From the listing below, work out how many lines contain "Сектор". Reply with that number only.
━━━━━━━━
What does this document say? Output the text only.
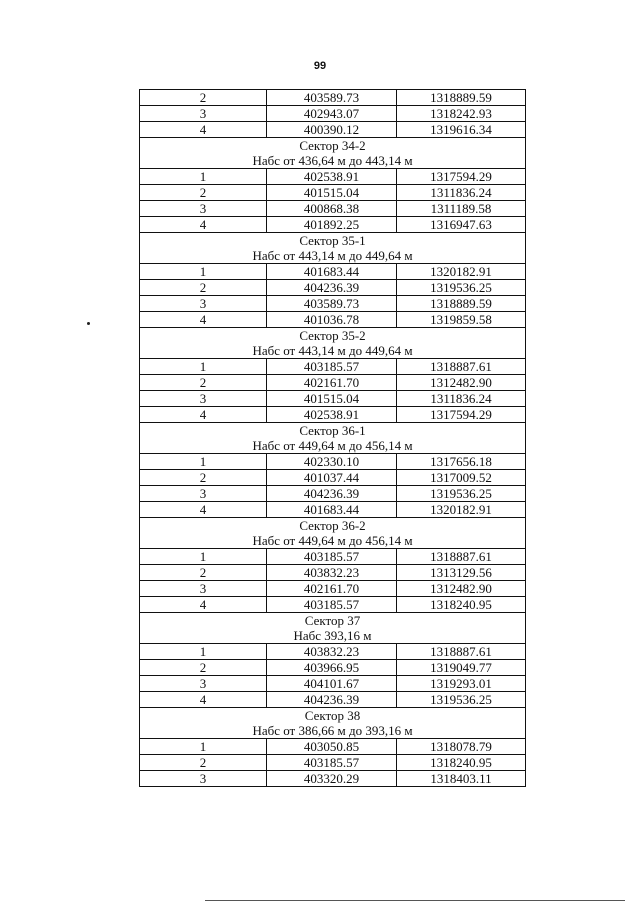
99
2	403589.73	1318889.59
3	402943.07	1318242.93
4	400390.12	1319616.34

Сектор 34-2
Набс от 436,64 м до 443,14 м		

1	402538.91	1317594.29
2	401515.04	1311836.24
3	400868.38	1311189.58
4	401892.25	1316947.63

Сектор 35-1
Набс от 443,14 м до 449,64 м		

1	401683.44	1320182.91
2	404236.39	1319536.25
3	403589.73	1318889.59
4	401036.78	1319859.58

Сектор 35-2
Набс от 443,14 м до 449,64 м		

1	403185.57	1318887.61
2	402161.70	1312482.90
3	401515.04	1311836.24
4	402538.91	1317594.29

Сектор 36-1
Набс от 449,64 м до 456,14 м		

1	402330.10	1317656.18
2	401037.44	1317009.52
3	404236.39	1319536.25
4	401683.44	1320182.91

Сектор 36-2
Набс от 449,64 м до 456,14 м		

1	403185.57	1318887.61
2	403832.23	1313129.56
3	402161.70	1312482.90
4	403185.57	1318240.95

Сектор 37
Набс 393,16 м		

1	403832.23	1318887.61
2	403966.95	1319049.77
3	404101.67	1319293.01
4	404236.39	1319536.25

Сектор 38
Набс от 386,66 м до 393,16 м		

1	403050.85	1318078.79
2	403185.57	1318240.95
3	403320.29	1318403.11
━━━━━━━━
Response ▸ 7